— Objective —
Tally the lines of the data that include the word "JSON" and state the total, nothing else.

Stored records
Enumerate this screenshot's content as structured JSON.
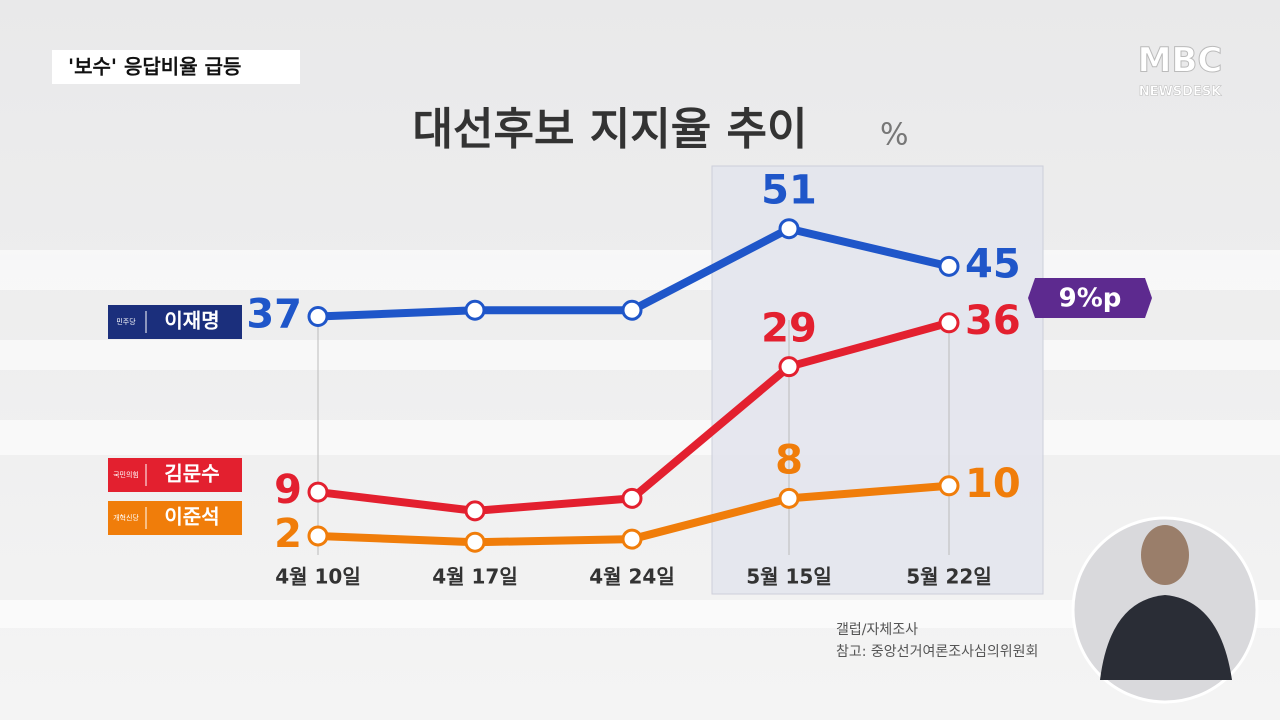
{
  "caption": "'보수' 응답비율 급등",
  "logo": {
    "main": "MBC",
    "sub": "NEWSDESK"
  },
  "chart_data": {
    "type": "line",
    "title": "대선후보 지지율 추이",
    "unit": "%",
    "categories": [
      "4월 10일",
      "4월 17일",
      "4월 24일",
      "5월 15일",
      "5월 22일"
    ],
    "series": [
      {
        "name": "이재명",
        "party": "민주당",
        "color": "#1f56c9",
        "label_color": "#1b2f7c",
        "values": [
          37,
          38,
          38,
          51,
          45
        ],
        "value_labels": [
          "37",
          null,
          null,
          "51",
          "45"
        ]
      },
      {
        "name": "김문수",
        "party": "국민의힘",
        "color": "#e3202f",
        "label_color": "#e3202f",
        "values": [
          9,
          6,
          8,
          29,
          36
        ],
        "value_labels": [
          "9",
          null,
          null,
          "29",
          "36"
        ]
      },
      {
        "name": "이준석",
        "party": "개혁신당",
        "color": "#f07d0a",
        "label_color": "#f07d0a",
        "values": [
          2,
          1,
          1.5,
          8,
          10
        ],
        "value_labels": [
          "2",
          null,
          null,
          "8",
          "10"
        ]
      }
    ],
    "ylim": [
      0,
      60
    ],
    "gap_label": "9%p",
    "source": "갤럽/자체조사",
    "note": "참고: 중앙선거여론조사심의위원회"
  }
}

--

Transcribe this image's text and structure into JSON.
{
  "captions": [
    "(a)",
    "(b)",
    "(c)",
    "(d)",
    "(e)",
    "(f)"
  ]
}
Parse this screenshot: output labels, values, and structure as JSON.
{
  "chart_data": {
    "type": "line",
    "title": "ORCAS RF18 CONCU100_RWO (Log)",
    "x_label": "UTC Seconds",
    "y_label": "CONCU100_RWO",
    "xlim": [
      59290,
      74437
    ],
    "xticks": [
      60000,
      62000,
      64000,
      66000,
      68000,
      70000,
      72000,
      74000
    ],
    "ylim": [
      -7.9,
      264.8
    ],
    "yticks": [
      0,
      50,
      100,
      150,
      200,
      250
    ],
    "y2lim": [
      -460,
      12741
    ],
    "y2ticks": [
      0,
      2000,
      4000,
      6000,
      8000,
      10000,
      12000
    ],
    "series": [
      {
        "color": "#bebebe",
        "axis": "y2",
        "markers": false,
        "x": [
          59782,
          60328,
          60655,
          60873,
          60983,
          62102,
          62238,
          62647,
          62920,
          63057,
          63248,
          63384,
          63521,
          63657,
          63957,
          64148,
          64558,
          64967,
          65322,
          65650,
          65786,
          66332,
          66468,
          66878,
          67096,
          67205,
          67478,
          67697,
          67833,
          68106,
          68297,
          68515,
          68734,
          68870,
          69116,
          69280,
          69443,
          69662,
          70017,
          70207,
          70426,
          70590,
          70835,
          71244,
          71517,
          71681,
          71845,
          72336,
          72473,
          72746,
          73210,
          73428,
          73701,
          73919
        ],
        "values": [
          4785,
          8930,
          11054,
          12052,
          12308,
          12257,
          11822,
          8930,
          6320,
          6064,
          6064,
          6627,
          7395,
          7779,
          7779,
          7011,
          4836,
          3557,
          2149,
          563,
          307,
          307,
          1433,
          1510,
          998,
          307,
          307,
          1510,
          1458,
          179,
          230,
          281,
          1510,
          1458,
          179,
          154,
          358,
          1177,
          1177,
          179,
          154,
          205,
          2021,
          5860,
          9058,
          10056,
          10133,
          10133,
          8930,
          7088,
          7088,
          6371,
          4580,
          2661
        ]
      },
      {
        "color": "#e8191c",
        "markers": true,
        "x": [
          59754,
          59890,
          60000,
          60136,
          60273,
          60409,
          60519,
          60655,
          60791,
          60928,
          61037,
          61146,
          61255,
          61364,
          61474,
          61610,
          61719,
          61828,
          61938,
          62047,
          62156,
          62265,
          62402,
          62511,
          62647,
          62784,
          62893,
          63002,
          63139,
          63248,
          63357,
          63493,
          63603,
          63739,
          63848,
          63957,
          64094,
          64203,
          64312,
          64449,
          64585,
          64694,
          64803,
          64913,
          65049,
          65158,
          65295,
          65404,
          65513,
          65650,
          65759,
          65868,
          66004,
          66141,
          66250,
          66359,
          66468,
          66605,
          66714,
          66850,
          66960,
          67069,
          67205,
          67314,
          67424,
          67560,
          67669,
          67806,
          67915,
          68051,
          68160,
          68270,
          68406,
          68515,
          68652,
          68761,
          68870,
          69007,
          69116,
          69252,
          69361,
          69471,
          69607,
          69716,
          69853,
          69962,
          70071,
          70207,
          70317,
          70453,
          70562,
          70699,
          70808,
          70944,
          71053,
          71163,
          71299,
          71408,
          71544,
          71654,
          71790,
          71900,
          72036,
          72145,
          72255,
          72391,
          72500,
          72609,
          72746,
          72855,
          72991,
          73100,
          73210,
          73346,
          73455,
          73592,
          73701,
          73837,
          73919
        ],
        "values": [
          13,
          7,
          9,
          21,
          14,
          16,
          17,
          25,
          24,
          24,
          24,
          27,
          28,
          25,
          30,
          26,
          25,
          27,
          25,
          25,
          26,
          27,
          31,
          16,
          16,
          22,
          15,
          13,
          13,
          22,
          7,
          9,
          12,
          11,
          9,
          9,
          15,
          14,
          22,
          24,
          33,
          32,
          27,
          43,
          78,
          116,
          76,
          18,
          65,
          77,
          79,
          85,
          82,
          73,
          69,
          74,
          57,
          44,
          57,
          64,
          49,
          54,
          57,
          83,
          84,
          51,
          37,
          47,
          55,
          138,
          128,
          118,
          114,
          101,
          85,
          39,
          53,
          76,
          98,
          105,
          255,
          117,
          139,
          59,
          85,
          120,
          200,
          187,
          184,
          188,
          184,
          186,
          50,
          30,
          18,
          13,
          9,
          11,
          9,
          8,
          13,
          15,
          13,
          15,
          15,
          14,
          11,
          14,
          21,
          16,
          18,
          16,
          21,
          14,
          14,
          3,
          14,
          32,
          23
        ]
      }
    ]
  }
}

— Written response —
3